• **Brief**: Compute how many lines in the entries below contain "copyright", and output nothing but the number.

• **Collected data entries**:
START

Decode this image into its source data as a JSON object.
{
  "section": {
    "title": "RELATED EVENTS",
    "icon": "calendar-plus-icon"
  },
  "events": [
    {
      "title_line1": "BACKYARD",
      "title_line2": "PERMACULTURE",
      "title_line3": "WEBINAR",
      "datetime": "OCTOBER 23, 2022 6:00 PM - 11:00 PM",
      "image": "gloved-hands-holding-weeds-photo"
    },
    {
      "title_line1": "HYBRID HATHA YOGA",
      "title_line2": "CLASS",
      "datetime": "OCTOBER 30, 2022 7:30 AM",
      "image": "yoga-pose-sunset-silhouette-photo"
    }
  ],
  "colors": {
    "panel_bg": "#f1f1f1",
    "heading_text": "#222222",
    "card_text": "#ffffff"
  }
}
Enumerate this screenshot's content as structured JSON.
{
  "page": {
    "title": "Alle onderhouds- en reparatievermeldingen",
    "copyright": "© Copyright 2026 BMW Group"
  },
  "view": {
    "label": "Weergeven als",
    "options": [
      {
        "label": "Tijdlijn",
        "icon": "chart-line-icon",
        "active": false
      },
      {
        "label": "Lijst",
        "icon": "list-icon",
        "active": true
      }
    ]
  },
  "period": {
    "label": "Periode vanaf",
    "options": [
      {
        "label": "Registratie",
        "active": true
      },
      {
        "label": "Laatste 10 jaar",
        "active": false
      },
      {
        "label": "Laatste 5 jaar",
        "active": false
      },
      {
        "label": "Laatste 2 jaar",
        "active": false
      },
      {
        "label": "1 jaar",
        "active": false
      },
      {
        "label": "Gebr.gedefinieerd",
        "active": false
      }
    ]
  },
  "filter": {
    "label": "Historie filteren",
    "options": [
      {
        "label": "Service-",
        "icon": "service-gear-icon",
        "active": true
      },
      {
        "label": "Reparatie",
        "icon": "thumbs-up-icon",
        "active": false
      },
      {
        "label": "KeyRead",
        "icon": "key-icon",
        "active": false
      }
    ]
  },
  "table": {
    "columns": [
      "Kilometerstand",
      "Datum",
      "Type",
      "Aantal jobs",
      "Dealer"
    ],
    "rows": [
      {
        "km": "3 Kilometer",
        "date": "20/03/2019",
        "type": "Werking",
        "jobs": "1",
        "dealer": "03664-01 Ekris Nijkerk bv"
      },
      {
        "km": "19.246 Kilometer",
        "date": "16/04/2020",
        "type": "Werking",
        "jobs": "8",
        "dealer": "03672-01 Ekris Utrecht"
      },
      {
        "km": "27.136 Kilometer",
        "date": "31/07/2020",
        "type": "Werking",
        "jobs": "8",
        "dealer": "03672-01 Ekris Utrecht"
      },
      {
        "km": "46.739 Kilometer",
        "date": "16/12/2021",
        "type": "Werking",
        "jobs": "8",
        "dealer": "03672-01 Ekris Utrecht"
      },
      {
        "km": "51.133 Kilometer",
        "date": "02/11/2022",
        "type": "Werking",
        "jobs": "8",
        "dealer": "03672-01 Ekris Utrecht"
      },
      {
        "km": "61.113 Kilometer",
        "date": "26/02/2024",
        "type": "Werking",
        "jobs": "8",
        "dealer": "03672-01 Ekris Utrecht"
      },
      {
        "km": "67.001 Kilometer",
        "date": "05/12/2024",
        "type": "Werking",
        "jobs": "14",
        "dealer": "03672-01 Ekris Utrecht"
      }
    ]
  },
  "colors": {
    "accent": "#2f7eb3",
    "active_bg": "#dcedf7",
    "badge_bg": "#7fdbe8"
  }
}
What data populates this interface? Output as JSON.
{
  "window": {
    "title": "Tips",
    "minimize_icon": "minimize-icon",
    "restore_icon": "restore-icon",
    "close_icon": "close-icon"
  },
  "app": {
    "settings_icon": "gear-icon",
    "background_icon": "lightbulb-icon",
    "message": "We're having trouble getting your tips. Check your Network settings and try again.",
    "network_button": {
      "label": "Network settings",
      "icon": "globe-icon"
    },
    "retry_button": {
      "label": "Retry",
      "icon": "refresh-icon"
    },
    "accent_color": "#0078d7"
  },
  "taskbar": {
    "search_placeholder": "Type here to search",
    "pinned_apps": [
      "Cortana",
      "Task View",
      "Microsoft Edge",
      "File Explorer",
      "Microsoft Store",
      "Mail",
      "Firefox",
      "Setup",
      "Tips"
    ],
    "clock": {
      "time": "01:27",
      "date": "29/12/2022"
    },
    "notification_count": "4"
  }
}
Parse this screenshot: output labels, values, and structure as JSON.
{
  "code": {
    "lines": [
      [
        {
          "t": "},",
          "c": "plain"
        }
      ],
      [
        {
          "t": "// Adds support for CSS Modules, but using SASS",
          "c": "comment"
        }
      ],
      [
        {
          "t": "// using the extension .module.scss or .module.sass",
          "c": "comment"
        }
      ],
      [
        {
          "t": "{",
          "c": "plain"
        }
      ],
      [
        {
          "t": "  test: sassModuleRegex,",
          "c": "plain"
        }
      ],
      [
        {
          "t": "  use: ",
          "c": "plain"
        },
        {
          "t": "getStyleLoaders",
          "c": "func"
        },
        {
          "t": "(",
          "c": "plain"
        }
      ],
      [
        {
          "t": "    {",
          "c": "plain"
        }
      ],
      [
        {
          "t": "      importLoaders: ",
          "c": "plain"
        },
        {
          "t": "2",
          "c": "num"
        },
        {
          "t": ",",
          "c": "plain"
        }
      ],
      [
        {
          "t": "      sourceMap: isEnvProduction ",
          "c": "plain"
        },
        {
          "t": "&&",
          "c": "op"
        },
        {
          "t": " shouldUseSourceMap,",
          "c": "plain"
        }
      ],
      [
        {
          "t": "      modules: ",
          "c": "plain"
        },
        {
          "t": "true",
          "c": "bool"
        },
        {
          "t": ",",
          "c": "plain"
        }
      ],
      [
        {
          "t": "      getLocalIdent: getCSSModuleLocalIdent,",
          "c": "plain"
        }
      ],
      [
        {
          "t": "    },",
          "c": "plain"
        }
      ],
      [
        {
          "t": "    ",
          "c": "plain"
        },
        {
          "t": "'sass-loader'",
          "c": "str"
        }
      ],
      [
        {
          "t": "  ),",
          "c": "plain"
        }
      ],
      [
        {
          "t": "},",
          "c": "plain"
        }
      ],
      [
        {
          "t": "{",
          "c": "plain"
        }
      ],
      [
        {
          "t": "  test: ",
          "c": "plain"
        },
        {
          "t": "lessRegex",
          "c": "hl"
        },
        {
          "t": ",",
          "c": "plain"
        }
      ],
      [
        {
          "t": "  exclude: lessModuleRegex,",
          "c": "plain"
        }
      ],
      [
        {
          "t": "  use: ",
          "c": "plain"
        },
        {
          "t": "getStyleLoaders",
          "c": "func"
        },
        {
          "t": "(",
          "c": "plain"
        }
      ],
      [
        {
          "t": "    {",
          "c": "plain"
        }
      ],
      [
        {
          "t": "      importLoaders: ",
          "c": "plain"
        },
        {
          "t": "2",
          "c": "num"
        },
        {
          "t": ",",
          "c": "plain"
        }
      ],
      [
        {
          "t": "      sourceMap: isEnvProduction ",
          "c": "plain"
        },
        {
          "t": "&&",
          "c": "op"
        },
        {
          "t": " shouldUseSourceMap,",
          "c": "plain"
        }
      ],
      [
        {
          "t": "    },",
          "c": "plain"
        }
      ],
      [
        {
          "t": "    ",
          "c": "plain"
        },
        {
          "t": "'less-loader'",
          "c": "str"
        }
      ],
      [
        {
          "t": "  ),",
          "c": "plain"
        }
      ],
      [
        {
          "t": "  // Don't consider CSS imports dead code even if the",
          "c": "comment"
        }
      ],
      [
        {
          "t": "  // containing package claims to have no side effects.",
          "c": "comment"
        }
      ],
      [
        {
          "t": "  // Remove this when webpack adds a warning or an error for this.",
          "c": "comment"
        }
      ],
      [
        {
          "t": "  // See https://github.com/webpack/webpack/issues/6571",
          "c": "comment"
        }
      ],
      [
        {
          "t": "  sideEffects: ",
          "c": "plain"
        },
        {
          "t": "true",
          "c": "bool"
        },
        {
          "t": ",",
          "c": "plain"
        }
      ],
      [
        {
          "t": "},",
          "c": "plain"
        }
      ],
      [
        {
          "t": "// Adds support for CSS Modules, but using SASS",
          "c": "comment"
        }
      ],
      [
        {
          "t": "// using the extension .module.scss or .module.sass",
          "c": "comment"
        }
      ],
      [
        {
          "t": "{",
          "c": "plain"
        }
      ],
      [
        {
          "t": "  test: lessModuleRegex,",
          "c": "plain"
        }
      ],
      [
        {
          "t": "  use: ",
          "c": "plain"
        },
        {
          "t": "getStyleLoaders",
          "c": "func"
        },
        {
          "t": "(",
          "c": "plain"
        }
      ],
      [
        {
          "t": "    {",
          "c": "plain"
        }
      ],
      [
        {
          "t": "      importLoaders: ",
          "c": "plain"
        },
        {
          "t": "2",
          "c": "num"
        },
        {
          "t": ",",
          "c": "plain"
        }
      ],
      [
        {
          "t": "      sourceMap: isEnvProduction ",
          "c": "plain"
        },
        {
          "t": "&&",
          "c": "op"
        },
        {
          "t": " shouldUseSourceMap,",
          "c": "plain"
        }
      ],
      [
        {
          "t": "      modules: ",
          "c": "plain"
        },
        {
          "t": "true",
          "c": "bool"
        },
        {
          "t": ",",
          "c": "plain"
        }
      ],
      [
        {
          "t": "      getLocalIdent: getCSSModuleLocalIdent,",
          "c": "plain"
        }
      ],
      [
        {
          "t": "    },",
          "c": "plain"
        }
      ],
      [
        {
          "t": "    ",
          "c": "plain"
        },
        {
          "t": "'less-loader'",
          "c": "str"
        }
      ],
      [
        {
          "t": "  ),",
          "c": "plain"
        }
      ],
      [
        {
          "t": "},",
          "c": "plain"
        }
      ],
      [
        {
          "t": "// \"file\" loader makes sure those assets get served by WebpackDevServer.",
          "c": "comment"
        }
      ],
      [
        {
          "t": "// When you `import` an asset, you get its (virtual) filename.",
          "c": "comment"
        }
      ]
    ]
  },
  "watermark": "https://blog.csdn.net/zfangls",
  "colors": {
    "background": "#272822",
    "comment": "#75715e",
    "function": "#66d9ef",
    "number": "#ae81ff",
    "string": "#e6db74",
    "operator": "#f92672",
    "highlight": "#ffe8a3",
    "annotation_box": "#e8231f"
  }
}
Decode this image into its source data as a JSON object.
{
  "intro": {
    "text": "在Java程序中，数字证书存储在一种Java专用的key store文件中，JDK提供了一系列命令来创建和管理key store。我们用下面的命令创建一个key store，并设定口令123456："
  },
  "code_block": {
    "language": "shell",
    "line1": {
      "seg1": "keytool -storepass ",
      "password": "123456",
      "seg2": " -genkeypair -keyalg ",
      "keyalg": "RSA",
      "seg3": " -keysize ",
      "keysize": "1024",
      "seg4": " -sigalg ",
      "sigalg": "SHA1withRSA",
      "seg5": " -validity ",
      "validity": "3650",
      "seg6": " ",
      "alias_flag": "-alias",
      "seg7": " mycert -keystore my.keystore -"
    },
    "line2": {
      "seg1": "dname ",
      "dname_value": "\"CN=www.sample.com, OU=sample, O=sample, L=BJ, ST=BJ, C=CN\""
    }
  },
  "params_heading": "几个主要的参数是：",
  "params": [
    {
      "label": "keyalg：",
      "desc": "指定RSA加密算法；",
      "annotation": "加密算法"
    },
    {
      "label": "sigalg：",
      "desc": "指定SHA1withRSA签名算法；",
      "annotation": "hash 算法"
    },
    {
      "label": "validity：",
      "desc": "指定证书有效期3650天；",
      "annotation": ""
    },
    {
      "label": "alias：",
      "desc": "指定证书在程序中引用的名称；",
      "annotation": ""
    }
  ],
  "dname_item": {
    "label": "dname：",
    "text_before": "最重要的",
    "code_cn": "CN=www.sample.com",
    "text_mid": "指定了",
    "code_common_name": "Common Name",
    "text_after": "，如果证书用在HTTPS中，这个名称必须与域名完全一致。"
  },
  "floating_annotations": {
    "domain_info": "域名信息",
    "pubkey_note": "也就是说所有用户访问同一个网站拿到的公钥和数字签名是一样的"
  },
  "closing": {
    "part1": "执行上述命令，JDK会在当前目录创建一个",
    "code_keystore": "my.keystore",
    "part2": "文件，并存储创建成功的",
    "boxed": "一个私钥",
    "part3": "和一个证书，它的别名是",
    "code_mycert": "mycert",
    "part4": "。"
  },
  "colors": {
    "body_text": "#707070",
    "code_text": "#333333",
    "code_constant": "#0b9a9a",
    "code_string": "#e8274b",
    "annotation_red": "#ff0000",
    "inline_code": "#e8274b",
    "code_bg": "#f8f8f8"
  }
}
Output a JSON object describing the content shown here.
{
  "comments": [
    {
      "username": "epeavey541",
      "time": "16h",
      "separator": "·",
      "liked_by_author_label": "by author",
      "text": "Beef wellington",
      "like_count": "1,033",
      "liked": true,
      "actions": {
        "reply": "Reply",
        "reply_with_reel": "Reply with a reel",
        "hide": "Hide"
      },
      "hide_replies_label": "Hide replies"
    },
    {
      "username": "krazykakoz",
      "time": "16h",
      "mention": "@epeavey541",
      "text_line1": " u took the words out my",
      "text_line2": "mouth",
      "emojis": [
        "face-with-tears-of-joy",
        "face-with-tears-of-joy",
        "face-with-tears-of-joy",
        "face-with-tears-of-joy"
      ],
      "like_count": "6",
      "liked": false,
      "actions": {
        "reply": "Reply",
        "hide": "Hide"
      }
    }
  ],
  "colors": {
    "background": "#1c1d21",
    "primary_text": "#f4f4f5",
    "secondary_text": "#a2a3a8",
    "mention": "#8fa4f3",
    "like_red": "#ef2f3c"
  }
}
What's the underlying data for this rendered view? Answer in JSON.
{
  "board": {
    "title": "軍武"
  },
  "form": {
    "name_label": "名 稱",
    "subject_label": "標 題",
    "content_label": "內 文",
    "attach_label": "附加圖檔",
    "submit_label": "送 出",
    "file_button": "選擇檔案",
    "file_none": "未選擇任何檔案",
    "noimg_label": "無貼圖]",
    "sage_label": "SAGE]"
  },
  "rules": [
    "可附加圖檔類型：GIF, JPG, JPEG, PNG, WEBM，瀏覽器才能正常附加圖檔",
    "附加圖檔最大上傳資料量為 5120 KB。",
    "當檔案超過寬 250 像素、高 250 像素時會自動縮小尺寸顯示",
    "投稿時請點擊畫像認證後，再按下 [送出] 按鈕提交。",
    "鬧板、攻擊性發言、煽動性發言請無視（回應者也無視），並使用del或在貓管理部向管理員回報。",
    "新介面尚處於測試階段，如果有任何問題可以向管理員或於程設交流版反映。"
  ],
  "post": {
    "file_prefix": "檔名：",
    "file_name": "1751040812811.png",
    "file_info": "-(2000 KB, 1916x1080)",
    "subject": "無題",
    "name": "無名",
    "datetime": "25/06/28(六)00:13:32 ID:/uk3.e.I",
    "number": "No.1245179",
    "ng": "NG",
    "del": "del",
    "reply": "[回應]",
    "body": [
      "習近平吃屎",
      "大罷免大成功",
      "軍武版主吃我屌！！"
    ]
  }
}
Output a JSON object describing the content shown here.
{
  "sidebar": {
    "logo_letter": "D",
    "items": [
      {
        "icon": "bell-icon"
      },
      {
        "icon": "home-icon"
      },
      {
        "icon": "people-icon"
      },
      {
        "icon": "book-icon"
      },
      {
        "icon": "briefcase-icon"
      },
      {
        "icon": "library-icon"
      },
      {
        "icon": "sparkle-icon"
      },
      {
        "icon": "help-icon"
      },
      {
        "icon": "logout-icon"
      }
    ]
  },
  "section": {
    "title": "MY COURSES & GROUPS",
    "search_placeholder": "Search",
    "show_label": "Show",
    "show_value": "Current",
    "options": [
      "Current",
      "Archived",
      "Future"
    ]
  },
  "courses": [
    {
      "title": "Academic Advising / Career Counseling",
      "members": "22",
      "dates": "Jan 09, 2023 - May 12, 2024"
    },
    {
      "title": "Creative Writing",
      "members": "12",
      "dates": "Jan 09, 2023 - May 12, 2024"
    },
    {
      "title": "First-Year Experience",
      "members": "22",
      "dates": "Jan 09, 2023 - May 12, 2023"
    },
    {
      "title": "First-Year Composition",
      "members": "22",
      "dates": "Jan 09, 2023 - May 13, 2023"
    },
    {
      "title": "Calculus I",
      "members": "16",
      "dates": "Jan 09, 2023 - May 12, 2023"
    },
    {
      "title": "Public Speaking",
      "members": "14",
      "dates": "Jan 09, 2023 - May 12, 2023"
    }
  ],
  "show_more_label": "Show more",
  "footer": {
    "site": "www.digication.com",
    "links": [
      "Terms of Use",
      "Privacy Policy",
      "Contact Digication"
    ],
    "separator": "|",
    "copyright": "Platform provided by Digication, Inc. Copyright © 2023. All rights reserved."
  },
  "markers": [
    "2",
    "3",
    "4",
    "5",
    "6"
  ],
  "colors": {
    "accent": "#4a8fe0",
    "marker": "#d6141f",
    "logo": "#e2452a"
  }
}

END

• **Correct answer**: 2